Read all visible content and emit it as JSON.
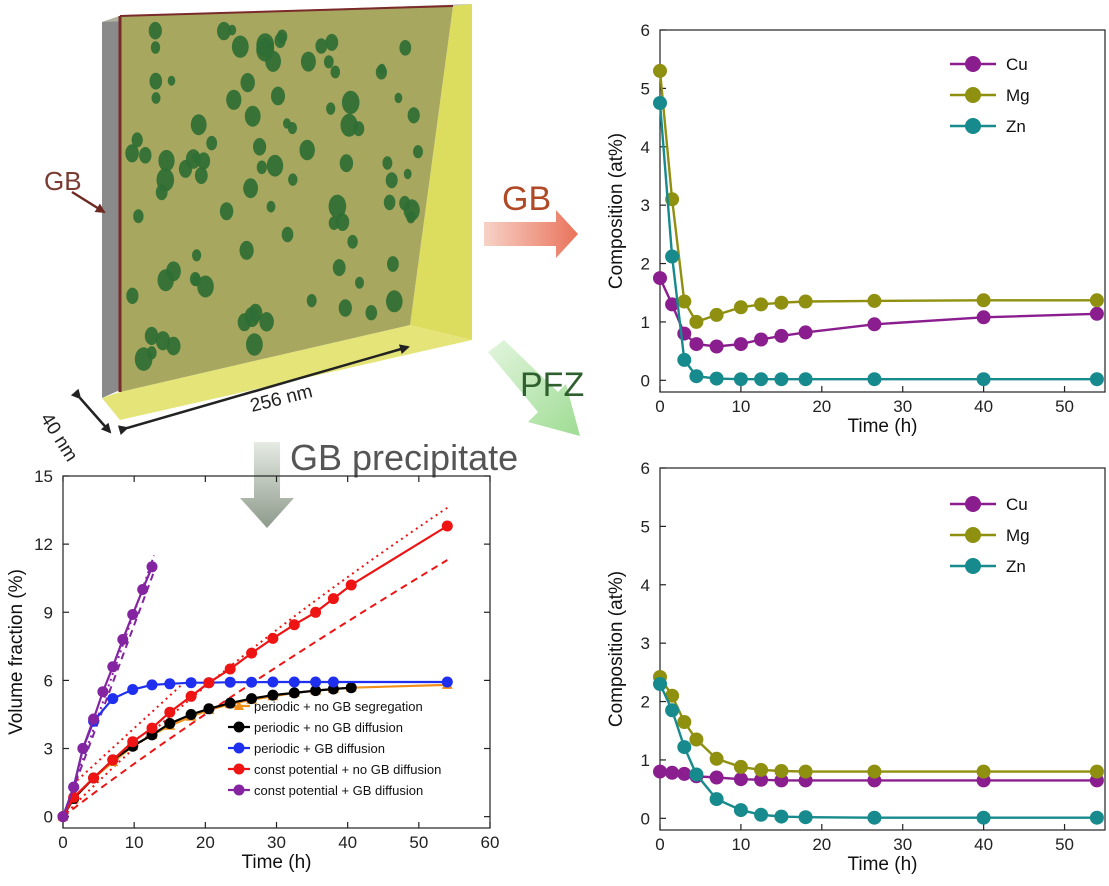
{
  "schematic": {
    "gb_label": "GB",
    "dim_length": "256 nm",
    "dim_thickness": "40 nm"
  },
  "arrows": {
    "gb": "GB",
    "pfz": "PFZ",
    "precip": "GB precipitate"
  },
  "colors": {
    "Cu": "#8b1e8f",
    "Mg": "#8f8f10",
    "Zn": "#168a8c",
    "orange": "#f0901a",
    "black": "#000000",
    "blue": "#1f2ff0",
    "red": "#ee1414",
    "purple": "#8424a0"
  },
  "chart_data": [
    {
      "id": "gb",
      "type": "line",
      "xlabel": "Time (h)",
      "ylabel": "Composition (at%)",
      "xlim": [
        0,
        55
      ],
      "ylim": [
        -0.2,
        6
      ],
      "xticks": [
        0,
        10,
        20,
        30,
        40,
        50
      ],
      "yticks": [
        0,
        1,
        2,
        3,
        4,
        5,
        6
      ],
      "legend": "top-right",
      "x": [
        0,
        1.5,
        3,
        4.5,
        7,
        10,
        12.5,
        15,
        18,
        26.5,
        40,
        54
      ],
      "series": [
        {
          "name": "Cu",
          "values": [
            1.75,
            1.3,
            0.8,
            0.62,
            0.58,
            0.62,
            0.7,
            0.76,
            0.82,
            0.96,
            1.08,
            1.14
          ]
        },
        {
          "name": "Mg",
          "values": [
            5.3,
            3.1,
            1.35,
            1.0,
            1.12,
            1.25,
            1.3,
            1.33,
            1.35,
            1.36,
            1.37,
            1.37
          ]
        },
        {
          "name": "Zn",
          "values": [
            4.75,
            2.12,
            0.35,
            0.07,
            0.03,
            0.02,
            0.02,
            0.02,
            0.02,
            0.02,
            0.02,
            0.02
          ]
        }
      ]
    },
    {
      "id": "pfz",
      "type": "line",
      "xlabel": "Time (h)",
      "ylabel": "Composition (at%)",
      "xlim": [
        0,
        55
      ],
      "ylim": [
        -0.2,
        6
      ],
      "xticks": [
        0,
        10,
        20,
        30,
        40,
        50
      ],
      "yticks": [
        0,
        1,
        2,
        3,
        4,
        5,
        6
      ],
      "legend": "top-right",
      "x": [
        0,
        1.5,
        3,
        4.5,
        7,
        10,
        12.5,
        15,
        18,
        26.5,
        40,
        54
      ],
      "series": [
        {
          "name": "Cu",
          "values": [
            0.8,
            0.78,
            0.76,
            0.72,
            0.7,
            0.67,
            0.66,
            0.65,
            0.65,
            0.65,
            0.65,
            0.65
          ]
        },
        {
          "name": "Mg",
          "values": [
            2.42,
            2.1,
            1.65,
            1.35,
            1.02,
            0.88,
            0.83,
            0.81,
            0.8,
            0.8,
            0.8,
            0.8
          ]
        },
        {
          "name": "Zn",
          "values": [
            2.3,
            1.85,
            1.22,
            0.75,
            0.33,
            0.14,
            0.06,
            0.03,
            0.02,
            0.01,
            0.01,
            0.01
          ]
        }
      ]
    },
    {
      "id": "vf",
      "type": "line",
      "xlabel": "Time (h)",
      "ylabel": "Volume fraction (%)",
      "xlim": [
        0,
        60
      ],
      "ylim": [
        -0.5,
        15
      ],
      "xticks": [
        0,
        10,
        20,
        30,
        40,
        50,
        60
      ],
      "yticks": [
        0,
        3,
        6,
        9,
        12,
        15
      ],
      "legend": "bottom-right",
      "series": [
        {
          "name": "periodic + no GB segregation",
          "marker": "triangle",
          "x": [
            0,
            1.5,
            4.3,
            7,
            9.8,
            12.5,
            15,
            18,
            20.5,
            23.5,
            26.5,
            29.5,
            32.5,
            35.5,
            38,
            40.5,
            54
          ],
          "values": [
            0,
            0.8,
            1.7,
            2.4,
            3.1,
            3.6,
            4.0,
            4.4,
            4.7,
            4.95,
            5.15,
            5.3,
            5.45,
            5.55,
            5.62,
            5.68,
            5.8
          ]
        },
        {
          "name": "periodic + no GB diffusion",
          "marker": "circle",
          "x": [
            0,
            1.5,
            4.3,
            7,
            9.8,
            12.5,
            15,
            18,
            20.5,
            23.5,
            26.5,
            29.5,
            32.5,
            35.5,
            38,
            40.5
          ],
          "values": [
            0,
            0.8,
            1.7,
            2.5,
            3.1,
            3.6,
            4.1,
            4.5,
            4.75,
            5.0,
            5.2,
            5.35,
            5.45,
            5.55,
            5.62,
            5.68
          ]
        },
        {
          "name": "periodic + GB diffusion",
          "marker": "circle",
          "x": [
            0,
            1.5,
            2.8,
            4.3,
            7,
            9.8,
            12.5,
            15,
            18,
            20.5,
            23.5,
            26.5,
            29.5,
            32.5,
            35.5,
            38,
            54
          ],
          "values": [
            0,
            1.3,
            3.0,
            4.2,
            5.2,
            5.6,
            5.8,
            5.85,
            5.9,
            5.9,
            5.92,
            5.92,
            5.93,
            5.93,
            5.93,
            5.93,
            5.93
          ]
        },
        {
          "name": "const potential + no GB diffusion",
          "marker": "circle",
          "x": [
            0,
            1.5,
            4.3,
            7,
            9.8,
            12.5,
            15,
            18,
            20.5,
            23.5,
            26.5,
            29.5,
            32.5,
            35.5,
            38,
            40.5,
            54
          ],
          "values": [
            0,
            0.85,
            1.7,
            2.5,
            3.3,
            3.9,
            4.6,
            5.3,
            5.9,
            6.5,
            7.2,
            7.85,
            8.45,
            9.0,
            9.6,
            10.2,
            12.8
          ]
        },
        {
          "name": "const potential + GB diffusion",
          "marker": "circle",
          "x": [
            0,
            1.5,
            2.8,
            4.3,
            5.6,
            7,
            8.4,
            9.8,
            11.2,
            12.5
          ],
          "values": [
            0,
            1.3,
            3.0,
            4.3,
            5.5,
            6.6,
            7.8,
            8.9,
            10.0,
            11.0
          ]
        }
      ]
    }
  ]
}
============
### PROMPT
Transcribe the material exactly, and leave out whatever pictures it holds.

### TASK OUTPUT
Read all visible content and emit it as JSON.
{
  "schematic": {
    "gb_label": "GB",
    "dim_length": "256 nm",
    "dim_thickness": "40 nm"
  },
  "arrows": {
    "gb": "GB",
    "pfz": "PFZ",
    "precip": "GB precipitate"
  },
  "colors": {
    "Cu": "#8b1e8f",
    "Mg": "#8f8f10",
    "Zn": "#168a8c",
    "orange": "#f0901a",
    "black": "#000000",
    "blue": "#1f2ff0",
    "red": "#ee1414",
    "purple": "#8424a0"
  },
  "chart_data": [
    {
      "id": "gb",
      "type": "line",
      "xlabel": "Time (h)",
      "ylabel": "Composition (at%)",
      "xlim": [
        0,
        55
      ],
      "ylim": [
        -0.2,
        6
      ],
      "xticks": [
        0,
        10,
        20,
        30,
        40,
        50
      ],
      "yticks": [
        0,
        1,
        2,
        3,
        4,
        5,
        6
      ],
      "legend": "top-right",
      "x": [
        0,
        1.5,
        3,
        4.5,
        7,
        10,
        12.5,
        15,
        18,
        26.5,
        40,
        54
      ],
      "series": [
        {
          "name": "Cu",
          "values": [
            1.75,
            1.3,
            0.8,
            0.62,
            0.58,
            0.62,
            0.7,
            0.76,
            0.82,
            0.96,
            1.08,
            1.14
          ]
        },
        {
          "name": "Mg",
          "values": [
            5.3,
            3.1,
            1.35,
            1.0,
            1.12,
            1.25,
            1.3,
            1.33,
            1.35,
            1.36,
            1.37,
            1.37
          ]
        },
        {
          "name": "Zn",
          "values": [
            4.75,
            2.12,
            0.35,
            0.07,
            0.03,
            0.02,
            0.02,
            0.02,
            0.02,
            0.02,
            0.02,
            0.02
          ]
        }
      ]
    },
    {
      "id": "pfz",
      "type": "line",
      "xlabel": "Time (h)",
      "ylabel": "Composition (at%)",
      "xlim": [
        0,
        55
      ],
      "ylim": [
        -0.2,
        6
      ],
      "xticks": [
        0,
        10,
        20,
        30,
        40,
        50
      ],
      "yticks": [
        0,
        1,
        2,
        3,
        4,
        5,
        6
      ],
      "legend": "top-right",
      "x": [
        0,
        1.5,
        3,
        4.5,
        7,
        10,
        12.5,
        15,
        18,
        26.5,
        40,
        54
      ],
      "series": [
        {
          "name": "Cu",
          "values": [
            0.8,
            0.78,
            0.76,
            0.72,
            0.7,
            0.67,
            0.66,
            0.65,
            0.65,
            0.65,
            0.65,
            0.65
          ]
        },
        {
          "name": "Mg",
          "values": [
            2.42,
            2.1,
            1.65,
            1.35,
            1.02,
            0.88,
            0.83,
            0.81,
            0.8,
            0.8,
            0.8,
            0.8
          ]
        },
        {
          "name": "Zn",
          "values": [
            2.3,
            1.85,
            1.22,
            0.75,
            0.33,
            0.14,
            0.06,
            0.03,
            0.02,
            0.01,
            0.01,
            0.01
          ]
        }
      ]
    },
    {
      "id": "vf",
      "type": "line",
      "xlabel": "Time (h)",
      "ylabel": "Volume fraction (%)",
      "xlim": [
        0,
        60
      ],
      "ylim": [
        -0.5,
        15
      ],
      "xticks": [
        0,
        10,
        20,
        30,
        40,
        50,
        60
      ],
      "yticks": [
        0,
        3,
        6,
        9,
        12,
        15
      ],
      "legend": "bottom-right",
      "series": [
        {
          "name": "periodic + no GB segregation",
          "marker": "triangle",
          "x": [
            0,
            1.5,
            4.3,
            7,
            9.8,
            12.5,
            15,
            18,
            20.5,
            23.5,
            26.5,
            29.5,
            32.5,
            35.5,
            38,
            40.5,
            54
          ],
          "values": [
            0,
            0.8,
            1.7,
            2.4,
            3.1,
            3.6,
            4.0,
            4.4,
            4.7,
            4.95,
            5.15,
            5.3,
            5.45,
            5.55,
            5.62,
            5.68,
            5.8
          ]
        },
        {
          "name": "periodic + no GB diffusion",
          "marker": "circle",
          "x": [
            0,
            1.5,
            4.3,
            7,
            9.8,
            12.5,
            15,
            18,
            20.5,
            23.5,
            26.5,
            29.5,
            32.5,
            35.5,
            38,
            40.5
          ],
          "values": [
            0,
            0.8,
            1.7,
            2.5,
            3.1,
            3.6,
            4.1,
            4.5,
            4.75,
            5.0,
            5.2,
            5.35,
            5.45,
            5.55,
            5.62,
            5.68
          ]
        },
        {
          "name": "periodic + GB diffusion",
          "marker": "circle",
          "x": [
            0,
            1.5,
            2.8,
            4.3,
            7,
            9.8,
            12.5,
            15,
            18,
            20.5,
            23.5,
            26.5,
            29.5,
            32.5,
            35.5,
            38,
            54
          ],
          "values": [
            0,
            1.3,
            3.0,
            4.2,
            5.2,
            5.6,
            5.8,
            5.85,
            5.9,
            5.9,
            5.92,
            5.92,
            5.93,
            5.93,
            5.93,
            5.93,
            5.93
          ]
        },
        {
          "name": "const potential + no GB diffusion",
          "marker": "circle",
          "x": [
            0,
            1.5,
            4.3,
            7,
            9.8,
            12.5,
            15,
            18,
            20.5,
            23.5,
            26.5,
            29.5,
            32.5,
            35.5,
            38,
            40.5,
            54
          ],
          "values": [
            0,
            0.85,
            1.7,
            2.5,
            3.3,
            3.9,
            4.6,
            5.3,
            5.9,
            6.5,
            7.2,
            7.85,
            8.45,
            9.0,
            9.6,
            10.2,
            12.8
          ]
        },
        {
          "name": "const potential + GB diffusion",
          "marker": "circle",
          "x": [
            0,
            1.5,
            2.8,
            4.3,
            5.6,
            7,
            8.4,
            9.8,
            11.2,
            12.5
          ],
          "values": [
            0,
            1.3,
            3.0,
            4.3,
            5.5,
            6.6,
            7.8,
            8.9,
            10.0,
            11.0
          ]
        }
      ]
    }
  ]
}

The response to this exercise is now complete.